(Structured figure records)
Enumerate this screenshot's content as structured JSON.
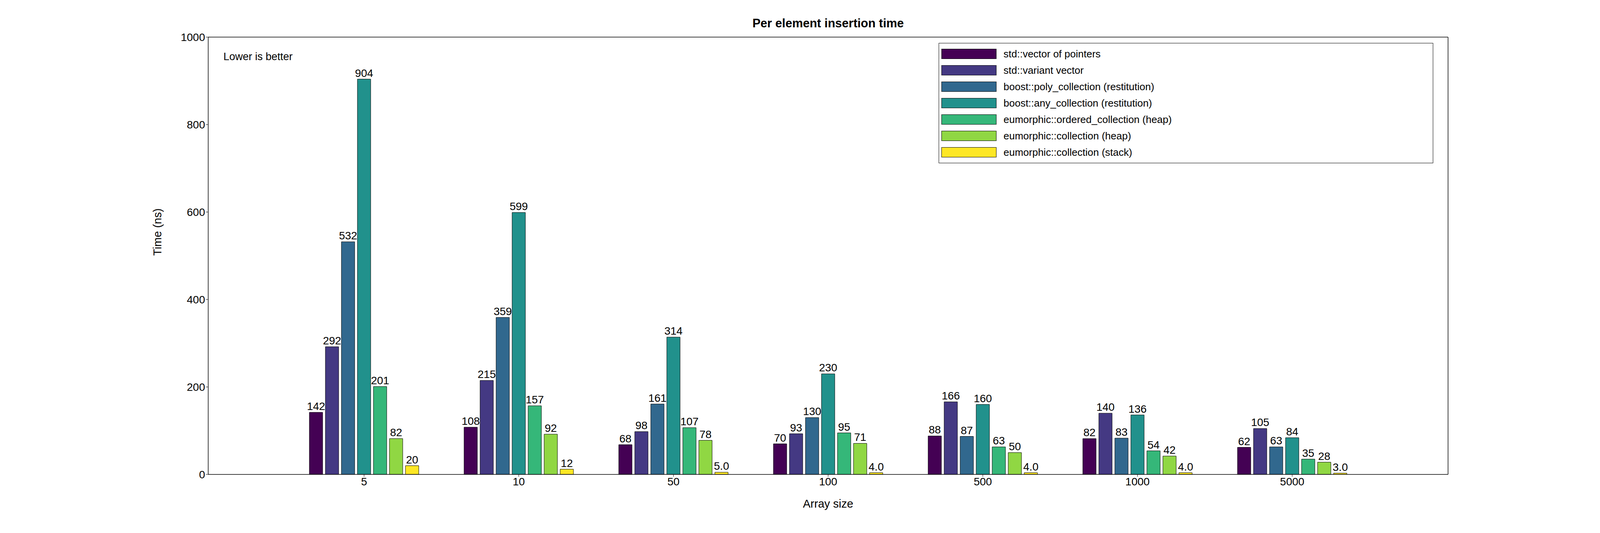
{
  "chart_data": {
    "type": "bar",
    "title": "Per element insertion time",
    "x_label": "Array size",
    "y_label": "Time (ns)",
    "annotations": [
      "Lower is better"
    ],
    "categories": [
      "5",
      "10",
      "50",
      "100",
      "500",
      "1000",
      "5000"
    ],
    "series": [
      {
        "name": "std::vector of pointers",
        "color": "#440154",
        "values": [
          142,
          108,
          68,
          70,
          88,
          82,
          62
        ]
      },
      {
        "name": "std::variant vector",
        "color": "#443983",
        "values": [
          292,
          215,
          98,
          93,
          166,
          140,
          105
        ]
      },
      {
        "name": "boost::poly_collection (restitution)",
        "color": "#31688e",
        "values": [
          532,
          359,
          161,
          130,
          87,
          83,
          63
        ]
      },
      {
        "name": "boost::any_collection (restitution)",
        "color": "#21918c",
        "values": [
          904,
          599,
          314,
          230,
          160,
          136,
          84
        ]
      },
      {
        "name": "eumorphic::ordered_collection (heap)",
        "color": "#35b779",
        "values": [
          201,
          157,
          107,
          95,
          63,
          54,
          35
        ]
      },
      {
        "name": "eumorphic::collection (heap)",
        "color": "#90d743",
        "values": [
          82,
          92,
          78,
          71,
          50,
          42,
          28
        ]
      },
      {
        "name": "eumorphic::collection (stack)",
        "color": "#fde725",
        "values": [
          20,
          12,
          5,
          4,
          4,
          4,
          3
        ],
        "value_labels": [
          "20",
          "12",
          "5.0",
          "4.0",
          "4.0",
          "4.0",
          "3.0"
        ]
      }
    ],
    "ylim": [
      0,
      1000
    ],
    "yticks": [
      0,
      200,
      400,
      600,
      800,
      1000
    ],
    "grid": false,
    "legend": "upper right",
    "data_labels": true
  }
}
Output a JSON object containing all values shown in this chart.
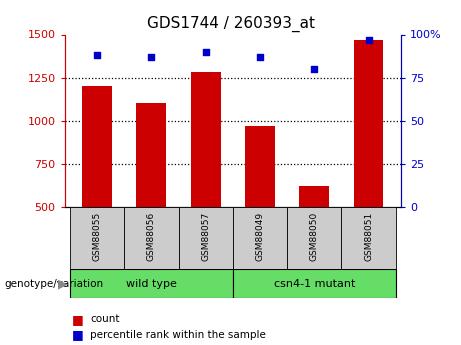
{
  "title": "GDS1744 / 260393_at",
  "categories": [
    "GSM88055",
    "GSM88056",
    "GSM88057",
    "GSM88049",
    "GSM88050",
    "GSM88051"
  ],
  "counts": [
    1200,
    1100,
    1280,
    970,
    620,
    1470
  ],
  "percentiles": [
    88,
    87,
    90,
    87,
    80,
    97
  ],
  "bar_color": "#cc0000",
  "dot_color": "#0000cc",
  "ylim_left": [
    500,
    1500
  ],
  "ylim_right": [
    0,
    100
  ],
  "yticks_left": [
    500,
    750,
    1000,
    1250,
    1500
  ],
  "yticks_right": [
    0,
    25,
    50,
    75,
    100
  ],
  "grid_lines": [
    750,
    1000,
    1250
  ],
  "group_label": "genotype/variation",
  "wt_label": "wild type",
  "mut_label": "csn4-1 mutant",
  "legend_count_label": "count",
  "legend_pct_label": "percentile rank within the sample",
  "title_fontsize": 11,
  "axis_color_left": "#cc0000",
  "axis_color_right": "#0000cc",
  "bar_width": 0.55,
  "gray_box_color": "#cccccc",
  "green_box_color": "#66dd66"
}
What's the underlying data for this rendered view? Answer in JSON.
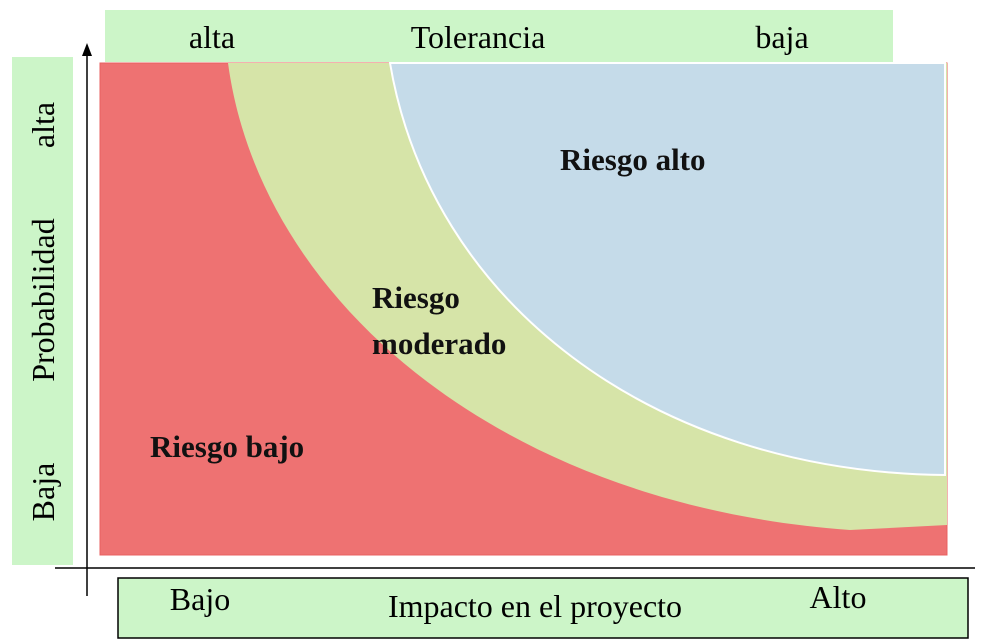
{
  "top_band": {
    "left": "alta",
    "title": "Tolerancia",
    "right": "baja"
  },
  "left_band": {
    "top": "alta",
    "title": "Probabilidad",
    "bottom": "Baja"
  },
  "bottom_band": {
    "left": "Bajo",
    "title": "Impacto en el proyecto",
    "right": "Alto"
  },
  "regions": {
    "high": "Riesgo alto",
    "moderate": [
      "Riesgo",
      "moderado"
    ],
    "low": "Riesgo bajo"
  }
}
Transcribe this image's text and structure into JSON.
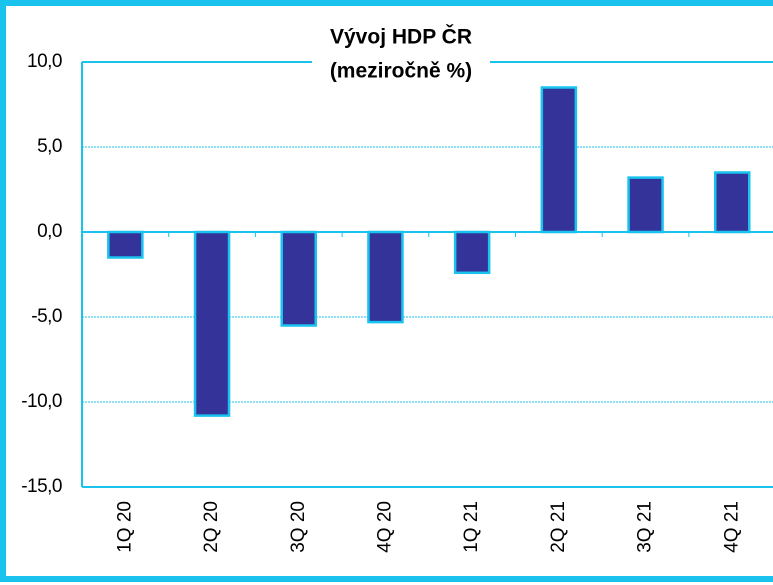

*Problem details*: The data above should be repeated exactly, minus any pictures.

*Task response*:
Enumerate this screenshot's content as structured JSON.
{
  "chart_data": {
    "type": "bar",
    "title": "Per element insertion time",
    "x_label": "Array size",
    "y_label": "Time (ns)",
    "annotations": [
      "Lower is better"
    ],
    "categories": [
      "5",
      "10",
      "50",
      "100",
      "500",
      "1000",
      "5000"
    ],
    "series": [
      {
        "name": "std::vector of pointers",
        "color": "#440154",
        "values": [
          142,
          108,
          68,
          70,
          88,
          82,
          62
        ]
      },
      {
        "name": "std::variant vector",
        "color": "#443983",
        "values": [
          292,
          215,
          98,
          93,
          166,
          140,
          105
        ]
      },
      {
        "name": "boost::poly_collection (restitution)",
        "color": "#31688e",
        "values": [
          532,
          359,
          161,
          130,
          87,
          83,
          63
        ]
      },
      {
        "name": "boost::any_collection (restitution)",
        "color": "#21918c",
        "values": [
          904,
          599,
          314,
          230,
          160,
          136,
          84
        ]
      },
      {
        "name": "eumorphic::ordered_collection (heap)",
        "color": "#35b779",
        "values": [
          201,
          157,
          107,
          95,
          63,
          54,
          35
        ]
      },
      {
        "name": "eumorphic::collection (heap)",
        "color": "#90d743",
        "values": [
          82,
          92,
          78,
          71,
          50,
          42,
          28
        ]
      },
      {
        "name": "eumorphic::collection (stack)",
        "color": "#fde725",
        "values": [
          20,
          12,
          5,
          4,
          4,
          4,
          3
        ],
        "value_labels": [
          "20",
          "12",
          "5.0",
          "4.0",
          "4.0",
          "4.0",
          "3.0"
        ]
      }
    ],
    "ylim": [
      0,
      1000
    ],
    "yticks": [
      0,
      200,
      400,
      600,
      800,
      1000
    ],
    "grid": false,
    "legend": "upper right",
    "data_labels": true
  }
}
Output a JSON object containing all values shown in this chart.
{
  "title": "GDS1744 / 260393_at",
  "categories": [
    "GSM88055",
    "GSM88056",
    "GSM88057",
    "GSM88049",
    "GSM88050",
    "GSM88051"
  ],
  "counts": [
    1200,
    1100,
    1280,
    970,
    620,
    1470
  ],
  "percentiles": [
    88,
    87,
    90,
    87,
    80,
    97
  ],
  "bar_color": "#cc0000",
  "dot_color": "#0000cc",
  "ylim_left": [
    500,
    1500
  ],
  "ylim_right": [
    0,
    100
  ],
  "yticks_left": [
    500,
    750,
    1000,
    1250,
    1500
  ],
  "yticks_right": [
    0,
    25,
    50,
    75,
    100
  ],
  "grid_lines": [
    750,
    1000,
    1250
  ],
  "group_label": "genotype/variation",
  "wt_label": "wild type",
  "mut_label": "csn4-1 mutant",
  "legend_count_label": "count",
  "legend_pct_label": "percentile rank within the sample",
  "title_fontsize": 11,
  "axis_color_left": "#cc0000",
  "axis_color_right": "#0000cc",
  "bar_width": 0.55,
  "gray_box_color": "#cccccc",
  "green_box_color": "#66dd66"
}
What's the underlying data for this rendered view? Answer in JSON.
{
  "top_band": {
    "left": "alta",
    "title": "Tolerancia",
    "right": "baja"
  },
  "left_band": {
    "top": "alta",
    "title": "Probabilidad",
    "bottom": "Baja"
  },
  "bottom_band": {
    "left": "Bajo",
    "title": "Impacto en el proyecto",
    "right": "Alto"
  },
  "regions": {
    "high": "Riesgo alto",
    "moderate": [
      "Riesgo",
      "moderado"
    ],
    "low": "Riesgo bajo"
  }
}
Transcribe this image's text and structure into JSON.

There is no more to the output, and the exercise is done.